[Record set start]

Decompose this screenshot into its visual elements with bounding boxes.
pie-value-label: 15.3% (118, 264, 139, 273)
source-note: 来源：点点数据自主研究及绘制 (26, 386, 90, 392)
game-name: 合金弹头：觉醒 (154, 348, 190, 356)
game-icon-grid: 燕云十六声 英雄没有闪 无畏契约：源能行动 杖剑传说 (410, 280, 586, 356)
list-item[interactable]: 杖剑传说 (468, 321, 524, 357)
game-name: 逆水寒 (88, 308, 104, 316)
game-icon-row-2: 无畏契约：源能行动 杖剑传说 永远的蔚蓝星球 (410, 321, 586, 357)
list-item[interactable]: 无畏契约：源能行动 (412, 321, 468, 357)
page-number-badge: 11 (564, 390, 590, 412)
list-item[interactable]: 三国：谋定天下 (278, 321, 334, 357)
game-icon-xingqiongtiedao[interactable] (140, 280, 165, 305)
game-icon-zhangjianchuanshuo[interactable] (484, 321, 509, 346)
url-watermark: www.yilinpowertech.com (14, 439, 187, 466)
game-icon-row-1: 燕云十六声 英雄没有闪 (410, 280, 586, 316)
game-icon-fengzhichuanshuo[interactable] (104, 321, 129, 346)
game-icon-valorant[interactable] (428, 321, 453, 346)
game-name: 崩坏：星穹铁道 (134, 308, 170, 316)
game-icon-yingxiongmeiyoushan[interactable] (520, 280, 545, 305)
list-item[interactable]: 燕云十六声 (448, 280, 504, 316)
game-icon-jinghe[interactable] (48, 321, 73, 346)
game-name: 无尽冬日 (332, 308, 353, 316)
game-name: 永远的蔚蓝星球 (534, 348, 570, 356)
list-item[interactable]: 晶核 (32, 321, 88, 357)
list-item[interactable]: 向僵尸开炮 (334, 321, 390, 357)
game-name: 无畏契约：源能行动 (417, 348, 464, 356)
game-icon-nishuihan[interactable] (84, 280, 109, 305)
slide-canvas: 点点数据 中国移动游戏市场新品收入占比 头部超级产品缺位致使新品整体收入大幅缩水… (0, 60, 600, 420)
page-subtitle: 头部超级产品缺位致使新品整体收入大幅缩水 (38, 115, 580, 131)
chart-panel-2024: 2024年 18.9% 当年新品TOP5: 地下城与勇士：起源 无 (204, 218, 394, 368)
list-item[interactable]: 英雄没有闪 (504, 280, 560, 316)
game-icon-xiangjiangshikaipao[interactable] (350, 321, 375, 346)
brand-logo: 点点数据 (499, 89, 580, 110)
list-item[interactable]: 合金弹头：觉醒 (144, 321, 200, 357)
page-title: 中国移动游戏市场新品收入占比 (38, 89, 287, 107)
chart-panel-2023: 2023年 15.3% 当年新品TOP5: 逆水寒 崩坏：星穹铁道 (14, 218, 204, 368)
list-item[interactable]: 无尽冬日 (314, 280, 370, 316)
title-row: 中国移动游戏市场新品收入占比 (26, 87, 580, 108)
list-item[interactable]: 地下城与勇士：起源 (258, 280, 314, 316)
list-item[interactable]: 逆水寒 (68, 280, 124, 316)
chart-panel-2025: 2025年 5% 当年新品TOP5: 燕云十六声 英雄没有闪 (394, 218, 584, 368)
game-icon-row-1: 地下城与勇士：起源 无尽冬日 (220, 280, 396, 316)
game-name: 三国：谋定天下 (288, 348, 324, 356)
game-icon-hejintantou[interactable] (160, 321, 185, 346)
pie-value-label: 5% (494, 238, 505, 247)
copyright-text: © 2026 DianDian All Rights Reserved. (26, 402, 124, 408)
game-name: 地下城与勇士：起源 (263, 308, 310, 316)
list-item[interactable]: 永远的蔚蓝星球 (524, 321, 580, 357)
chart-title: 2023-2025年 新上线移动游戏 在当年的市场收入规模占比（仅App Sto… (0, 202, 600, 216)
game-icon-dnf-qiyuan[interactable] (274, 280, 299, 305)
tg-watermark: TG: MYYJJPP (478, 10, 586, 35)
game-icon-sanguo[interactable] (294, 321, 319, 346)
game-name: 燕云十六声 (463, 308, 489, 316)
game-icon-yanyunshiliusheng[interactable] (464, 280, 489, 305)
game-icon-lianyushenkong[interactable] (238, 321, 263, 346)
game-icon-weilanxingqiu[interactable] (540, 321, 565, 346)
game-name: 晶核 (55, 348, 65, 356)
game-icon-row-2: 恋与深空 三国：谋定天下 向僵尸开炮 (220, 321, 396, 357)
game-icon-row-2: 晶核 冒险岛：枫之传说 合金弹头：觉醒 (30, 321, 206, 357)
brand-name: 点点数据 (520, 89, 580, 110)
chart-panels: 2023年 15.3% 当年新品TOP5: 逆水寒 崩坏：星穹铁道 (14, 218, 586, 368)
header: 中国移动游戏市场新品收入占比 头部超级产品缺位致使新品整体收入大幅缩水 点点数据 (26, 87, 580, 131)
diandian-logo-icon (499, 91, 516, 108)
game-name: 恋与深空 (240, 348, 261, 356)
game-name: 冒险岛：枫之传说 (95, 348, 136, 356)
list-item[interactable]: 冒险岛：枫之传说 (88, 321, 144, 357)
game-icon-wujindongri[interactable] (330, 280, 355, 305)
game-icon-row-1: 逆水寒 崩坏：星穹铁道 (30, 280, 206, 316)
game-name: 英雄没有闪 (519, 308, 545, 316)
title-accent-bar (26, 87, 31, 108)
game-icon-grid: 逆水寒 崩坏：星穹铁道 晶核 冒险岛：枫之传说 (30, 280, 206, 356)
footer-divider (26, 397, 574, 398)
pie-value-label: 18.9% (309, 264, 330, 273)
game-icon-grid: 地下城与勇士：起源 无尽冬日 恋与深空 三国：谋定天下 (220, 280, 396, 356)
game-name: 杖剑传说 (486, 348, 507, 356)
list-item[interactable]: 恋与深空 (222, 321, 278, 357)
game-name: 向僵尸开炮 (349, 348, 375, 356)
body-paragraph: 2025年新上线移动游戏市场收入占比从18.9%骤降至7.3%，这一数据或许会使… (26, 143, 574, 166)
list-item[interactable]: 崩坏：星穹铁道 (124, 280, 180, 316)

[Record set end]

(Job)
Print all of the items above verbatim, line for line, with no changes.

(Solution for this task)
Decompose this screenshot into its visual elements with bounding boxes.
pie-value-label: 15.3% (118, 264, 139, 273)
source-note: 来源：点点数据自主研究及绘制 (26, 386, 90, 392)
game-name: 合金弹头：觉醒 (154, 348, 190, 356)
game-icon-grid: 燕云十六声 英雄没有闪 无畏契约：源能行动 杖剑传说 (410, 280, 586, 356)
list-item[interactable]: 杖剑传说 (468, 321, 524, 357)
game-name: 逆水寒 (88, 308, 104, 316)
game-icon-row-2: 无畏契约：源能行动 杖剑传说 永远的蔚蓝星球 (410, 321, 586, 357)
list-item[interactable]: 无畏契约：源能行动 (412, 321, 468, 357)
page-number-badge: 11 (564, 390, 590, 412)
list-item[interactable]: 三国：谋定天下 (278, 321, 334, 357)
game-icon-xingqiongtiedao[interactable] (140, 280, 165, 305)
game-icon-zhangjianchuanshuo[interactable] (484, 321, 509, 346)
url-watermark: www.yilinpowertech.com (14, 439, 187, 466)
game-icon-row-1: 燕云十六声 英雄没有闪 (410, 280, 586, 316)
game-icon-fengzhichuanshuo[interactable] (104, 321, 129, 346)
game-icon-valorant[interactable] (428, 321, 453, 346)
game-name: 崩坏：星穹铁道 (134, 308, 170, 316)
game-icon-yingxiongmeiyoushan[interactable] (520, 280, 545, 305)
list-item[interactable]: 燕云十六声 (448, 280, 504, 316)
game-icon-jinghe[interactable] (48, 321, 73, 346)
game-name: 无尽冬日 (332, 308, 353, 316)
game-name: 永远的蔚蓝星球 (534, 348, 570, 356)
list-item[interactable]: 晶核 (32, 321, 88, 357)
list-item[interactable]: 向僵尸开炮 (334, 321, 390, 357)
game-name: 无畏契约：源能行动 (417, 348, 464, 356)
game-icon-nishuihan[interactable] (84, 280, 109, 305)
slide-canvas: 点点数据 中国移动游戏市场新品收入占比 头部超级产品缺位致使新品整体收入大幅缩水… (0, 60, 600, 420)
page-subtitle: 头部超级产品缺位致使新品整体收入大幅缩水 (38, 115, 580, 131)
chart-panel-2024: 2024年 18.9% 当年新品TOP5: 地下城与勇士：起源 无 (204, 218, 394, 368)
list-item[interactable]: 英雄没有闪 (504, 280, 560, 316)
game-icon-xiangjiangshikaipao[interactable] (350, 321, 375, 346)
brand-logo: 点点数据 (499, 89, 580, 110)
list-item[interactable]: 合金弹头：觉醒 (144, 321, 200, 357)
page-title: 中国移动游戏市场新品收入占比 (38, 89, 287, 107)
chart-panel-2023: 2023年 15.3% 当年新品TOP5: 逆水寒 崩坏：星穹铁道 (14, 218, 204, 368)
list-item[interactable]: 无尽冬日 (314, 280, 370, 316)
title-row: 中国移动游戏市场新品收入占比 (26, 87, 580, 108)
list-item[interactable]: 地下城与勇士：起源 (258, 280, 314, 316)
list-item[interactable]: 逆水寒 (68, 280, 124, 316)
chart-panel-2025: 2025年 5% 当年新品TOP5: 燕云十六声 英雄没有闪 (394, 218, 584, 368)
game-icon-row-1: 地下城与勇士：起源 无尽冬日 (220, 280, 396, 316)
game-name: 三国：谋定天下 (288, 348, 324, 356)
game-icon-hejintantou[interactable] (160, 321, 185, 346)
pie-value-label: 5% (494, 238, 505, 247)
copyright-text: © 2026 DianDian All Rights Reserved. (26, 402, 124, 408)
game-name: 地下城与勇士：起源 (263, 308, 310, 316)
list-item[interactable]: 永远的蔚蓝星球 (524, 321, 580, 357)
chart-title: 2023-2025年 新上线移动游戏 在当年的市场收入规模占比（仅App Sto… (0, 202, 600, 216)
game-icon-dnf-qiyuan[interactable] (274, 280, 299, 305)
tg-watermark: TG: MYYJJPP (478, 10, 586, 35)
game-icon-sanguo[interactable] (294, 321, 319, 346)
game-name: 燕云十六声 (463, 308, 489, 316)
game-icon-yanyunshiliusheng[interactable] (464, 280, 489, 305)
game-icon-lianyushenkong[interactable] (238, 321, 263, 346)
game-icon-weilanxingqiu[interactable] (540, 321, 565, 346)
game-name: 晶核 (55, 348, 65, 356)
game-icon-row-2: 恋与深空 三国：谋定天下 向僵尸开炮 (220, 321, 396, 357)
game-icon-row-2: 晶核 冒险岛：枫之传说 合金弹头：觉醒 (30, 321, 206, 357)
brand-name: 点点数据 (520, 89, 580, 110)
chart-panels: 2023年 15.3% 当年新品TOP5: 逆水寒 崩坏：星穹铁道 (14, 218, 586, 368)
header: 中国移动游戏市场新品收入占比 头部超级产品缺位致使新品整体收入大幅缩水 点点数据 (26, 87, 580, 131)
diandian-logo-icon (499, 91, 516, 108)
game-name: 恋与深空 (240, 348, 261, 356)
game-name: 冒险岛：枫之传说 (95, 348, 136, 356)
list-item[interactable]: 冒险岛：枫之传说 (88, 321, 144, 357)
game-icon-wujindongri[interactable] (330, 280, 355, 305)
game-icon-row-1: 逆水寒 崩坏：星穹铁道 (30, 280, 206, 316)
game-name: 英雄没有闪 (519, 308, 545, 316)
title-accent-bar (26, 87, 31, 108)
game-icon-grid: 逆水寒 崩坏：星穹铁道 晶核 冒险岛：枫之传说 (30, 280, 206, 356)
footer-divider (26, 397, 574, 398)
pie-value-label: 18.9% (309, 264, 330, 273)
game-icon-grid: 地下城与勇士：起源 无尽冬日 恋与深空 三国：谋定天下 (220, 280, 396, 356)
game-name: 杖剑传说 (486, 348, 507, 356)
list-item[interactable]: 恋与深空 (222, 321, 278, 357)
game-name: 向僵尸开炮 (349, 348, 375, 356)
body-paragraph: 2025年新上线移动游戏市场收入占比从18.9%骤降至7.3%，这一数据或许会使… (26, 143, 574, 166)
list-item[interactable]: 崩坏：星穹铁道 (124, 280, 180, 316)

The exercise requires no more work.